> [Aim of the task]: The records below must be retyped exactly.

> [Data for this exercise]:
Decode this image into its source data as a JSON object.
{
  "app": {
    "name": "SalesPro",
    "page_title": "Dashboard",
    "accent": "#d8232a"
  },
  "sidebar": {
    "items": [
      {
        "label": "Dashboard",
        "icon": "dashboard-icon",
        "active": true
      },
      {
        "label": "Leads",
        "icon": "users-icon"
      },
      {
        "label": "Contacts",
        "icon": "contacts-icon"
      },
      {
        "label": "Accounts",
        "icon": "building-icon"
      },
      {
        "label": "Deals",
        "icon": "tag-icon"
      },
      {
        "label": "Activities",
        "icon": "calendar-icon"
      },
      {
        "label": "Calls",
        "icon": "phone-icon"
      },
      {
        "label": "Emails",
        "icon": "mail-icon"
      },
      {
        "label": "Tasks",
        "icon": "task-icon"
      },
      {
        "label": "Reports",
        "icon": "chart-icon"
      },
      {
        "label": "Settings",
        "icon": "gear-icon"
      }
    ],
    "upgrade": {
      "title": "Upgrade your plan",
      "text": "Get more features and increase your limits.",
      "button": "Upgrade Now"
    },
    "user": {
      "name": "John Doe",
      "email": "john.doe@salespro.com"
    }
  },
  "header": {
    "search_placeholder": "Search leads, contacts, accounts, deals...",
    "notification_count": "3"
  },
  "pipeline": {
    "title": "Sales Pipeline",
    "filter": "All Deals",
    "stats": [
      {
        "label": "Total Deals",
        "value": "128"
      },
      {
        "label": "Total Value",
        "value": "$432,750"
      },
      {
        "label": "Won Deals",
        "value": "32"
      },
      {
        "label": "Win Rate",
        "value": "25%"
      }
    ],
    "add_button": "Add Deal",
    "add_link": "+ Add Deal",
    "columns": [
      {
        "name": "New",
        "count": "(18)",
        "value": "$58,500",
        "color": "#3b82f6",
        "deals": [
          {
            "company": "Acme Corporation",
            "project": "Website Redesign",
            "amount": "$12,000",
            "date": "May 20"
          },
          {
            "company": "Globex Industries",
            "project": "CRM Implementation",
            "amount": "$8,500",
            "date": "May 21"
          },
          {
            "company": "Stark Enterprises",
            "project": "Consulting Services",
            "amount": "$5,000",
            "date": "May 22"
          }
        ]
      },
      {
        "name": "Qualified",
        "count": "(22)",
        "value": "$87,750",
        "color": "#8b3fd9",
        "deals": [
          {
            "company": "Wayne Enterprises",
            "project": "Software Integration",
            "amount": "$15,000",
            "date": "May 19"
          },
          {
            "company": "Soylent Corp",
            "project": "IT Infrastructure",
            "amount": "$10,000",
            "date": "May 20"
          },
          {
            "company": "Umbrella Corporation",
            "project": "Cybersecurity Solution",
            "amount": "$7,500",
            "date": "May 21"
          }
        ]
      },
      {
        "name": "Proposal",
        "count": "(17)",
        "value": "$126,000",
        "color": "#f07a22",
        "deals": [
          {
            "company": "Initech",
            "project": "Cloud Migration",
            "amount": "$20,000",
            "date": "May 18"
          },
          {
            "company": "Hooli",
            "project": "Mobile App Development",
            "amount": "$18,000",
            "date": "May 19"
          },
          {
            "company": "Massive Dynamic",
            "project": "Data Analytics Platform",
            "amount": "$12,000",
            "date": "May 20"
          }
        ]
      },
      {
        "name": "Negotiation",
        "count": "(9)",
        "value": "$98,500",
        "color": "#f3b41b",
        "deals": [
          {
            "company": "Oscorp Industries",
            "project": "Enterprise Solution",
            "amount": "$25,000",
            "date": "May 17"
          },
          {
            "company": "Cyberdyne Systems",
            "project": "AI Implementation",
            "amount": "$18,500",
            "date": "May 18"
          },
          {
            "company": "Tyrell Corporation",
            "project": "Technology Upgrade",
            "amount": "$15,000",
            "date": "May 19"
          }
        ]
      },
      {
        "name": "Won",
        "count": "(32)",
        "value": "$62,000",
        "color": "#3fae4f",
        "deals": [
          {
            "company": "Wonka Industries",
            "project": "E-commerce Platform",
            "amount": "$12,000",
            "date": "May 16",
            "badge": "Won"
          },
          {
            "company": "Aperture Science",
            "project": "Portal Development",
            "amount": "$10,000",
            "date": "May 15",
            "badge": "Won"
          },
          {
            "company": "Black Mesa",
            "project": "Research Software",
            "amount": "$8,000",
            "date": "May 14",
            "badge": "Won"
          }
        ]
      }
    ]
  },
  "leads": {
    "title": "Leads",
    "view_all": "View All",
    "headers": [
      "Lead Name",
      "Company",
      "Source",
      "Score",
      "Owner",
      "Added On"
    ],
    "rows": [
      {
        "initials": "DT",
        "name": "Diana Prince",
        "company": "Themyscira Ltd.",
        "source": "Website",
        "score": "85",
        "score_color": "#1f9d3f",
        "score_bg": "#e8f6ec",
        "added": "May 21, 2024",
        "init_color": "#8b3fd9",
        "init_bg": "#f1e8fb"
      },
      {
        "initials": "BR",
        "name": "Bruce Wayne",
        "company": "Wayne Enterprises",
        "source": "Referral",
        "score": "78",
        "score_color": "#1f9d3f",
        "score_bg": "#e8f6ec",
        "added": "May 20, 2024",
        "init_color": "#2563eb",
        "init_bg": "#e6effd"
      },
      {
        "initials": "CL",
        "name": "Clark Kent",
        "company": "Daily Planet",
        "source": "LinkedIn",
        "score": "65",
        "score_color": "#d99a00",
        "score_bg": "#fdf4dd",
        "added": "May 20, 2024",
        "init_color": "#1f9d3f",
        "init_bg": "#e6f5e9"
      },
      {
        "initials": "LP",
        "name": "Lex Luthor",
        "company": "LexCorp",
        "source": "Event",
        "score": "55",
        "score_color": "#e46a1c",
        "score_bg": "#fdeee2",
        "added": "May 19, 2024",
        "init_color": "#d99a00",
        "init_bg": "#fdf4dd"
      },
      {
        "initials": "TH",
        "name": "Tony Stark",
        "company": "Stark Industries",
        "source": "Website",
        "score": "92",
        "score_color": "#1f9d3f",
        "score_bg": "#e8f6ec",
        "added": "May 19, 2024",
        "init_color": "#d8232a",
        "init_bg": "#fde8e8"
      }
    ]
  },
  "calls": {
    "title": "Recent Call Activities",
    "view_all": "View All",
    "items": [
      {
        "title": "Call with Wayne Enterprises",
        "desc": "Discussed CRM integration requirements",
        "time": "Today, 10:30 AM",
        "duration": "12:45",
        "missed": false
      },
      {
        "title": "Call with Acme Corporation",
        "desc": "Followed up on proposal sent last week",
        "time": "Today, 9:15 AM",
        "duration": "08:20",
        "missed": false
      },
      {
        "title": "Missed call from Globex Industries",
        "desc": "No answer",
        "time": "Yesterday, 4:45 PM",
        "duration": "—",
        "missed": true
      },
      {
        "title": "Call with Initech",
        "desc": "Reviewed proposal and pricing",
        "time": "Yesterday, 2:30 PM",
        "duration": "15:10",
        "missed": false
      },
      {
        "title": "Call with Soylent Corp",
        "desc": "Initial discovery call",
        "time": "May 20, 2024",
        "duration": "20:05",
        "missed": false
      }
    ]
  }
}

> [Written response]:
Decode this image into its source data as a JSON object.
{
  "app": {
    "name": "SalesPro",
    "page_title": "Dashboard",
    "accent": "#d8232a"
  },
  "sidebar": {
    "items": [
      {
        "label": "Dashboard",
        "icon": "dashboard-icon",
        "active": true
      },
      {
        "label": "Leads",
        "icon": "users-icon"
      },
      {
        "label": "Contacts",
        "icon": "contacts-icon"
      },
      {
        "label": "Accounts",
        "icon": "building-icon"
      },
      {
        "label": "Deals",
        "icon": "tag-icon"
      },
      {
        "label": "Activities",
        "icon": "calendar-icon"
      },
      {
        "label": "Calls",
        "icon": "phone-icon"
      },
      {
        "label": "Emails",
        "icon": "mail-icon"
      },
      {
        "label": "Tasks",
        "icon": "task-icon"
      },
      {
        "label": "Reports",
        "icon": "chart-icon"
      },
      {
        "label": "Settings",
        "icon": "gear-icon"
      }
    ],
    "upgrade": {
      "title": "Upgrade your plan",
      "text": "Get more features and increase your limits.",
      "button": "Upgrade Now"
    },
    "user": {
      "name": "John Doe",
      "email": "john.doe@salespro.com"
    }
  },
  "header": {
    "search_placeholder": "Search leads, contacts, accounts, deals...",
    "notification_count": "3"
  },
  "pipeline": {
    "title": "Sales Pipeline",
    "filter": "All Deals",
    "stats": [
      {
        "label": "Total Deals",
        "value": "128"
      },
      {
        "label": "Total Value",
        "value": "$432,750"
      },
      {
        "label": "Won Deals",
        "value": "32"
      },
      {
        "label": "Win Rate",
        "value": "25%"
      }
    ],
    "add_button": "Add Deal",
    "add_link": "+ Add Deal",
    "columns": [
      {
        "name": "New",
        "count": "(18)",
        "value": "$58,500",
        "color": "#3b82f6",
        "deals": [
          {
            "company": "Acme Corporation",
            "project": "Website Redesign",
            "amount": "$12,000",
            "date": "May 20"
          },
          {
            "company": "Globex Industries",
            "project": "CRM Implementation",
            "amount": "$8,500",
            "date": "May 21"
          },
          {
            "company": "Stark Enterprises",
            "project": "Consulting Services",
            "amount": "$5,000",
            "date": "May 22"
          }
        ]
      },
      {
        "name": "Qualified",
        "count": "(22)",
        "value": "$87,750",
        "color": "#8b3fd9",
        "deals": [
          {
            "company": "Wayne Enterprises",
            "project": "Software Integration",
            "amount": "$15,000",
            "date": "May 19"
          },
          {
            "company": "Soylent Corp",
            "project": "IT Infrastructure",
            "amount": "$10,000",
            "date": "May 20"
          },
          {
            "company": "Umbrella Corporation",
            "project": "Cybersecurity Solution",
            "amount": "$7,500",
            "date": "May 21"
          }
        ]
      },
      {
        "name": "Proposal",
        "count": "(17)",
        "value": "$126,000",
        "color": "#f07a22",
        "deals": [
          {
            "company": "Initech",
            "project": "Cloud Migration",
            "amount": "$20,000",
            "date": "May 18"
          },
          {
            "company": "Hooli",
            "project": "Mobile App Development",
            "amount": "$18,000",
            "date": "May 19"
          },
          {
            "company": "Massive Dynamic",
            "project": "Data Analytics Platform",
            "amount": "$12,000",
            "date": "May 20"
          }
        ]
      },
      {
        "name": "Negotiation",
        "count": "(9)",
        "value": "$98,500",
        "color": "#f3b41b",
        "deals": [
          {
            "company": "Oscorp Industries",
            "project": "Enterprise Solution",
            "amount": "$25,000",
            "date": "May 17"
          },
          {
            "company": "Cyberdyne Systems",
            "project": "AI Implementation",
            "amount": "$18,500",
            "date": "May 18"
          },
          {
            "company": "Tyrell Corporation",
            "project": "Technology Upgrade",
            "amount": "$15,000",
            "date": "May 19"
          }
        ]
      },
      {
        "name": "Won",
        "count": "(32)",
        "value": "$62,000",
        "color": "#3fae4f",
        "deals": [
          {
            "company": "Wonka Industries",
            "project": "E-commerce Platform",
            "amount": "$12,000",
            "date": "May 16",
            "badge": "Won"
          },
          {
            "company": "Aperture Science",
            "project": "Portal Development",
            "amount": "$10,000",
            "date": "May 15",
            "badge": "Won"
          },
          {
            "company": "Black Mesa",
            "project": "Research Software",
            "amount": "$8,000",
            "date": "May 14",
            "badge": "Won"
          }
        ]
      }
    ]
  },
  "leads": {
    "title": "Leads",
    "view_all": "View All",
    "headers": [
      "Lead Name",
      "Company",
      "Source",
      "Score",
      "Owner",
      "Added On"
    ],
    "rows": [
      {
        "initials": "DT",
        "name": "Diana Prince",
        "company": "Themyscira Ltd.",
        "source": "Website",
        "score": "85",
        "score_color": "#1f9d3f",
        "score_bg": "#e8f6ec",
        "added": "May 21, 2024",
        "init_color": "#8b3fd9",
        "init_bg": "#f1e8fb"
      },
      {
        "initials": "BR",
        "name": "Bruce Wayne",
        "company": "Wayne Enterprises",
        "source": "Referral",
        "score": "78",
        "score_color": "#1f9d3f",
        "score_bg": "#e8f6ec",
        "added": "May 20, 2024",
        "init_color": "#2563eb",
        "init_bg": "#e6effd"
      },
      {
        "initials": "CL",
        "name": "Clark Kent",
        "company": "Daily Planet",
        "source": "LinkedIn",
        "score": "65",
        "score_color": "#d99a00",
        "score_bg": "#fdf4dd",
        "added": "May 20, 2024",
        "init_color": "#1f9d3f",
        "init_bg": "#e6f5e9"
      },
      {
        "initials": "LP",
        "name": "Lex Luthor",
        "company": "LexCorp",
        "source": "Event",
        "score": "55",
        "score_color": "#e46a1c",
        "score_bg": "#fdeee2",
        "added": "May 19, 2024",
        "init_color": "#d99a00",
        "init_bg": "#fdf4dd"
      },
      {
        "initials": "TH",
        "name": "Tony Stark",
        "company": "Stark Industries",
        "source": "Website",
        "score": "92",
        "score_color": "#1f9d3f",
        "score_bg": "#e8f6ec",
        "added": "May 19, 2024",
        "init_color": "#d8232a",
        "init_bg": "#fde8e8"
      }
    ]
  },
  "calls": {
    "title": "Recent Call Activities",
    "view_all": "View All",
    "items": [
      {
        "title": "Call with Wayne Enterprises",
        "desc": "Discussed CRM integration requirements",
        "time": "Today, 10:30 AM",
        "duration": "12:45",
        "missed": false
      },
      {
        "title": "Call with Acme Corporation",
        "desc": "Followed up on proposal sent last week",
        "time": "Today, 9:15 AM",
        "duration": "08:20",
        "missed": false
      },
      {
        "title": "Missed call from Globex Industries",
        "desc": "No answer",
        "time": "Yesterday, 4:45 PM",
        "duration": "—",
        "missed": true
      },
      {
        "title": "Call with Initech",
        "desc": "Reviewed proposal and pricing",
        "time": "Yesterday, 2:30 PM",
        "duration": "15:10",
        "missed": false
      },
      {
        "title": "Call with Soylent Corp",
        "desc": "Initial discovery call",
        "time": "May 20, 2024",
        "duration": "20:05",
        "missed": false
      }
    ]
  }
}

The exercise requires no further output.